:: Problem statement ::
Skip the pictures. Reproduce all other material exactly.

------ Recorded information ------

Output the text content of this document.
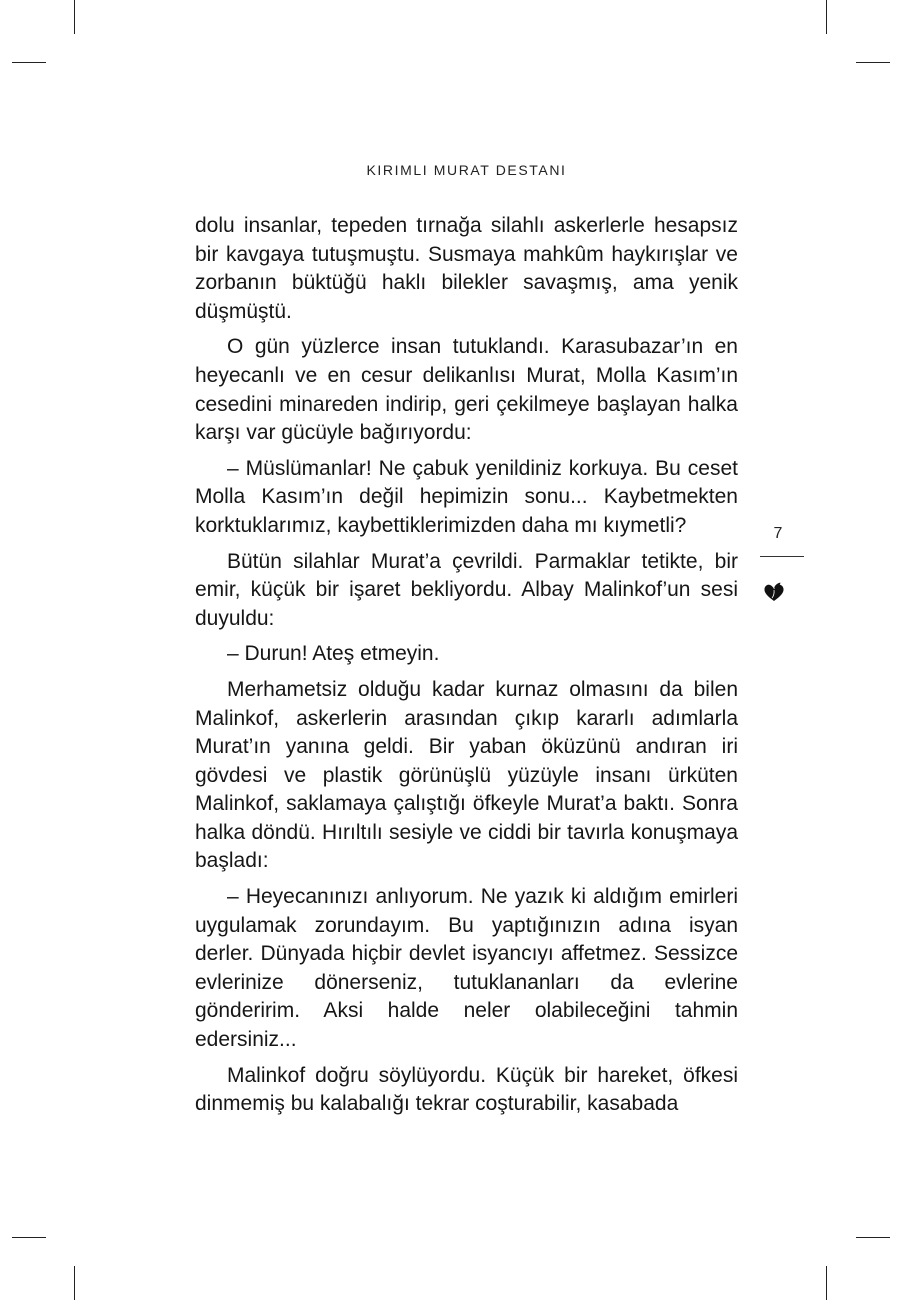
KIRIMLI MURAT DESTANI

dolu insanlar, tepeden tırnağa silahlı askerlerle hesapsız bir kavgaya tutuşmuştu. Susmaya mahkûm haykırışlar ve zorbanın büktüğü haklı bilekler savaşmış, ama yenik düşmüştü.

O gün yüzlerce insan tutuklandı. Karasubazar’ın en heyecanlı ve en cesur delikanlısı Murat, Molla Kasım’ın cesedini minareden indirip, geri çekilmeye başlayan halka karşı var gücüyle bağırıyordu:

– Müslümanlar! Ne çabuk yenildiniz korkuya. Bu ceset Molla Kasım’ın değil hepimizin sonu... Kaybetmekten korktuklarımız, kaybettiklerimizden daha mı kıymetli?

Bütün silahlar Murat’a çevrildi. Parmaklar tetikte, bir emir, küçük bir işaret bekliyordu. Albay Malinkof’un sesi duyuldu:

– Durun! Ateş etmeyin.

Merhametsiz olduğu kadar kurnaz olmasını da bilen Malinkof, askerlerin arasından çıkıp kararlı adımlarla Murat’ın yanına geldi. Bir yaban öküzünü andıran iri gövdesi ve plastik görünüşlü yüzüyle insanı ürküten Malinkof, saklamaya çalıştığı öfkeyle Murat’a baktı. Sonra halka döndü. Hırıltılı sesiyle ve ciddi bir tavırla konuşmaya başladı:

– Heyecanınızı anlıyorum. Ne yazık ki aldığım emirleri uygulamak zorundayım. Bu yaptığınızın adına isyan derler. Dünyada hiçbir devlet isyancıyı affetmez. Sessizce evlerinize dönerseniz, tutuklananları da evlerine gönderirim. Aksi halde neler olabileceğini tahmin edersiniz...

Malinkof doğru söylüyordu. Küçük bir hareket, öfkesi dinmemiş bu kalabalığı tekrar coşturabilir, kasabada

7
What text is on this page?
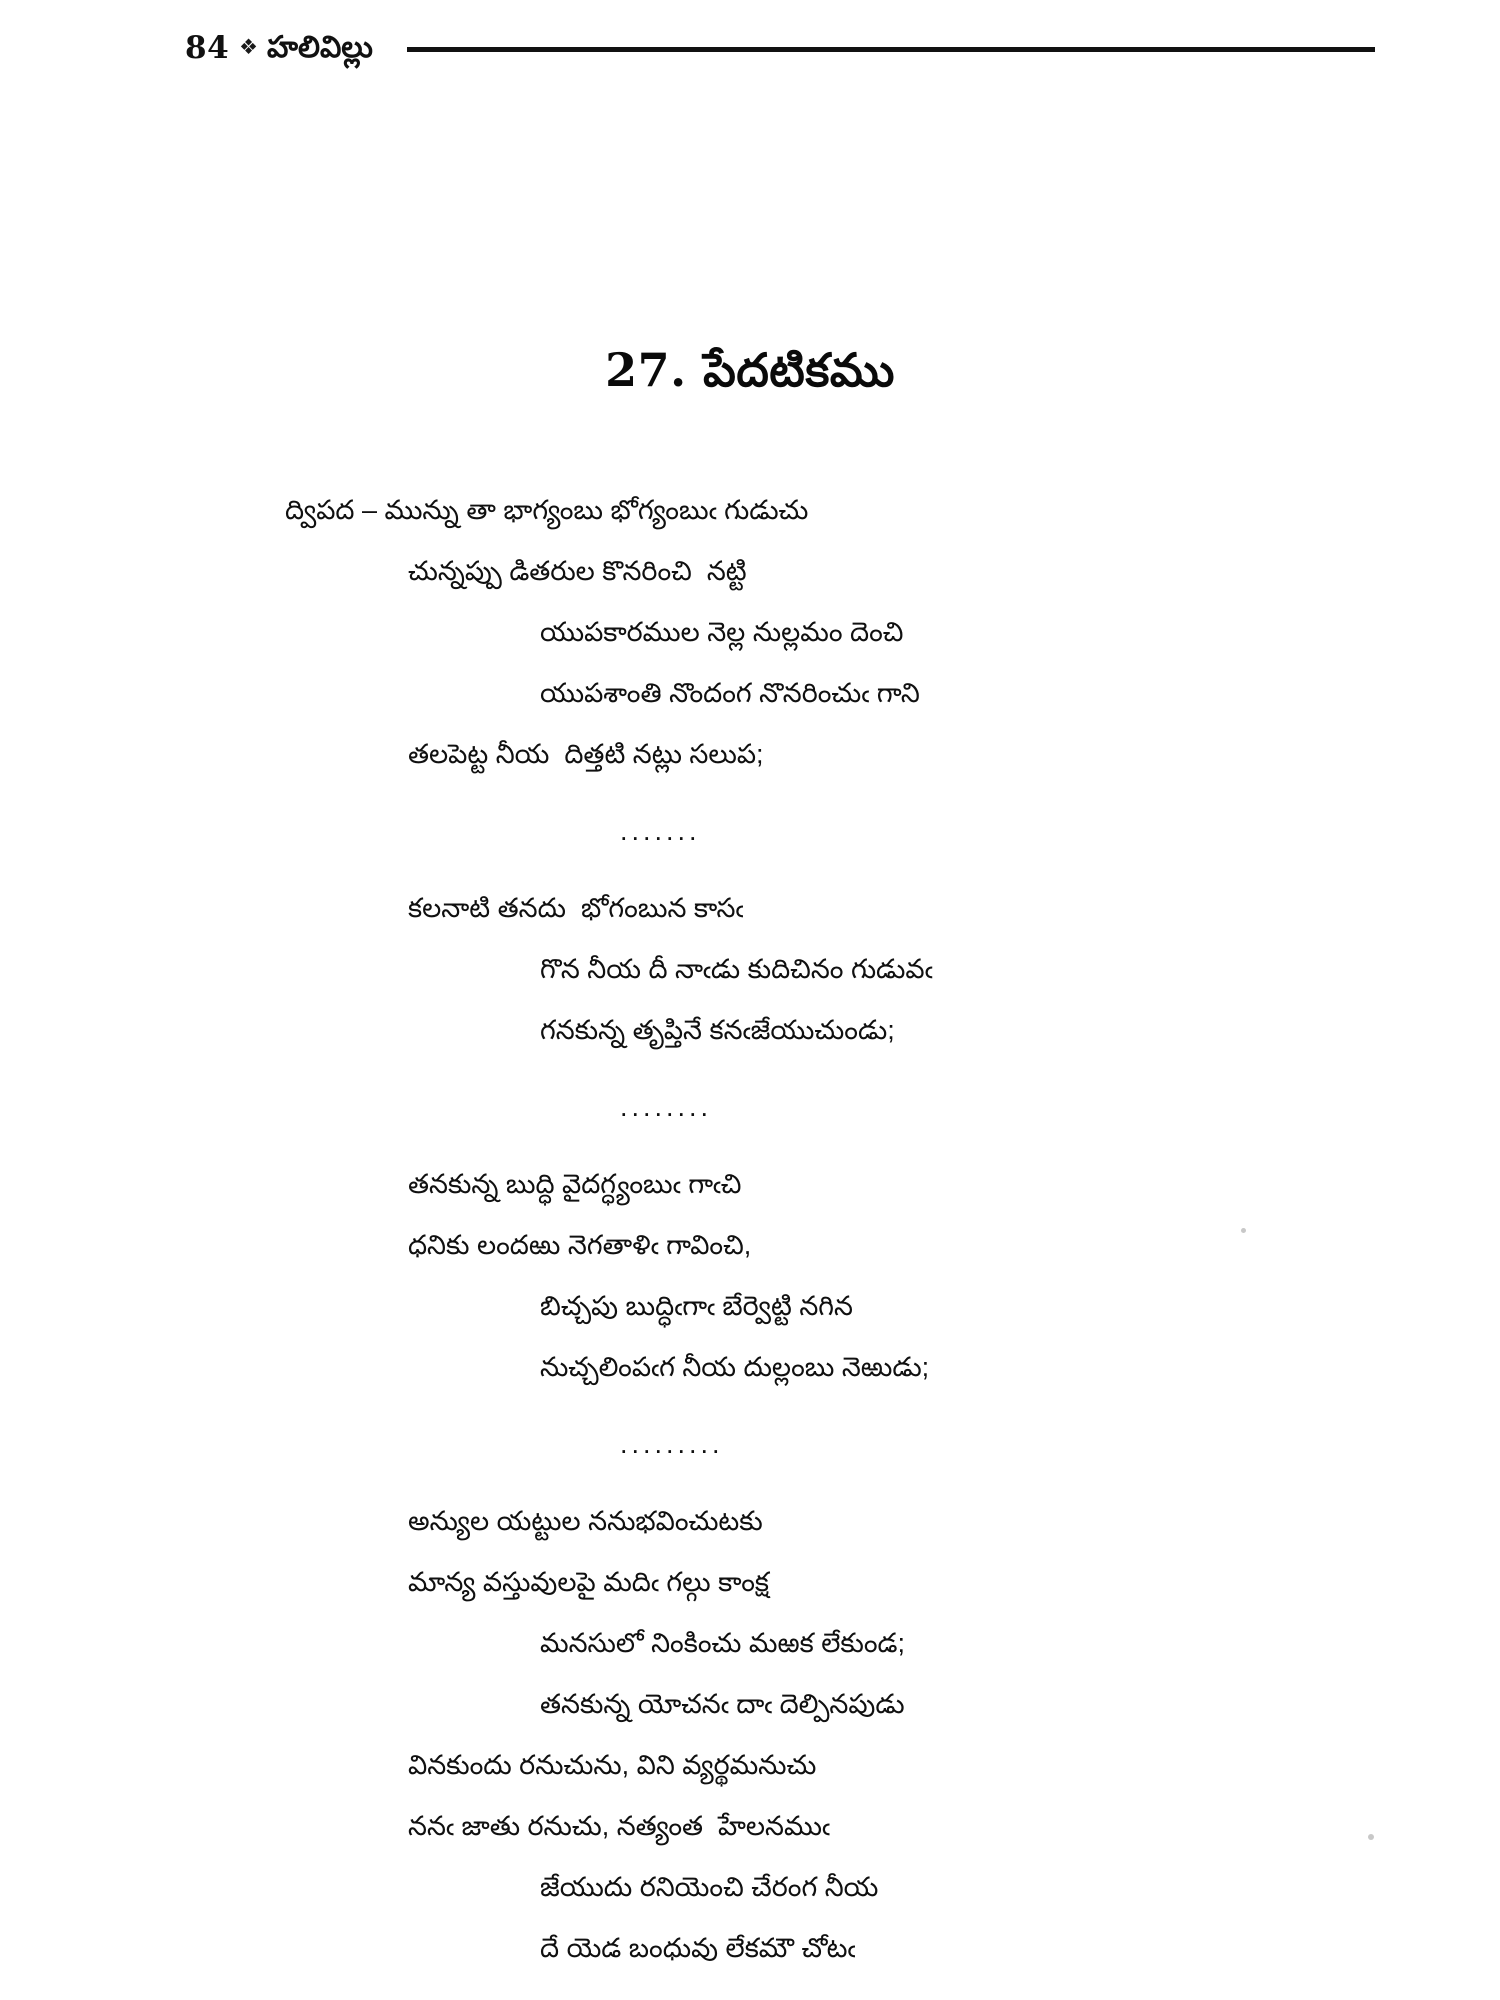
84 ❖ హలివిల్లు
27. పేదటికము
ద్విపద – మున్ను తా భాగ్యంబు భోగ్యంబుఁ గుడుచు
చున్నప్పు డితరుల కొనరించి  నట్టి
యుపకారముల నెల్ల నుల్లమం దెంచి
యుపశాంతి నొందంగ నొనరించుఁ గాని
తలపెట్ట నీయ  దిత్తటి నట్లు సలుప;
.......
కలనాటి తనదు  భోగంబున కాసఁ
గొన నీయ దీ నాఁడు కుదిచినం గుడువఁ
గనకున్న తృప్తినే కనఁజేయుచుండు;
........
తనకున్న బుద్ధి వైదగ్ధ్యంబుఁ గాఁచి
ధనికు లందఱు నెగతాళిఁ గావించి,
బిచ్చపు బుద్ధిఁగాఁ బేర్వెట్టి నగిన
నుచ్చలింపఁగ నీయ దుల్లంబు నెఱుడు;
.........
అన్యుల యట్టుల ననుభవించుటకు
మాన్య వస్తువులపై మదిఁ గల్గు కాంక్ష
మనసులో నింకించు మఱక లేకుండ;
తనకున్న యోచనఁ దాఁ దెల్పినపుడు
వినకుందు రనుచును, విని వ్యర్థమనుచు
ననఁ జాతు రనుచు, నత్యంత  హేలనముఁ
జేయుదు రనియెంచి చేరంగ నీయ
దే యెడ బంధువు లేకమౌ చోటఁ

------

:: Output of the task ::
Output the text content of this document.
KIRIMLI MURAT DESTANI

dolu insanlar, tepeden tırnağa silahlı askerlerle hesapsız bir kavgaya tutuşmuştu. Susmaya mahkûm haykırışlar ve zorbanın büktüğü haklı bilekler savaşmış, ama yenik düşmüştü.

O gün yüzlerce insan tutuklandı. Karasubazar’ın en heyecanlı ve en cesur delikanlısı Murat, Molla Kasım’ın cesedini minareden indirip, geri çekilmeye başlayan halka karşı var gücüyle bağırıyordu:

– Müslümanlar! Ne çabuk yenildiniz korkuya. Bu ceset Molla Kasım’ın değil hepimizin sonu... Kaybetmekten korktuklarımız, kaybettiklerimizden daha mı kıymetli?

Bütün silahlar Murat’a çevrildi. Parmaklar tetikte, bir emir, küçük bir işaret bekliyordu. Albay Malinkof’un sesi duyuldu:

– Durun! Ateş etmeyin.

Merhametsiz olduğu kadar kurnaz olmasını da bilen Malinkof, askerlerin arasından çıkıp kararlı adımlarla Murat’ın yanına geldi. Bir yaban öküzünü andıran iri gövdesi ve plastik görünüşlü yüzüyle insanı ürküten Malinkof, saklamaya çalıştığı öfkeyle Murat’a baktı. Sonra halka döndü. Hırıltılı sesiyle ve ciddi bir tavırla konuşmaya başladı:

– Heyecanınızı anlıyorum. Ne yazık ki aldığım emirleri uygulamak zorundayım. Bu yaptığınızın adına isyan derler. Dünyada hiçbir devlet isyancıyı affetmez. Sessizce evlerinize dönerseniz, tutuklananları da evlerine gönderirim. Aksi halde neler olabileceğini tahmin edersiniz...

Malinkof doğru söylüyordu. Küçük bir hareket, öfkesi dinmemiş bu kalabalığı tekrar coşturabilir, kasabada

7
What text is on this page?
84 ❖ హలివిల్లు
27. పేదటికము
ద్విపద – మున్ను తా భాగ్యంబు భోగ్యంబుఁ గుడుచు
చున్నప్పు డితరుల కొనరించి  నట్టి
యుపకారముల నెల్ల నుల్లమం దెంచి
యుపశాంతి నొందంగ నొనరించుఁ గాని
తలపెట్ట నీయ  దిత్తటి నట్లు సలుప;
.......
కలనాటి తనదు  భోగంబున కాసఁ
గొన నీయ దీ నాఁడు కుదిచినం గుడువఁ
గనకున్న తృప్తినే కనఁజేయుచుండు;
........
తనకున్న బుద్ధి వైదగ్ధ్యంబుఁ గాఁచి
ధనికు లందఱు నెగతాళిఁ గావించి,
బిచ్చపు బుద్ధిఁగాఁ బేర్వెట్టి నగిన
నుచ్చలింపఁగ నీయ దుల్లంబు నెఱుడు;
.........
అన్యుల యట్టుల ననుభవించుటకు
మాన్య వస్తువులపై మదిఁ గల్గు కాంక్ష
మనసులో నింకించు మఱక లేకుండ;
తనకున్న యోచనఁ దాఁ దెల్పినపుడు
వినకుందు రనుచును, విని వ్యర్థమనుచు
ననఁ జాతు రనుచు, నత్యంత  హేలనముఁ
జేయుదు రనియెంచి చేరంగ నీయ
దే యెడ బంధువు లేకమౌ చోటఁ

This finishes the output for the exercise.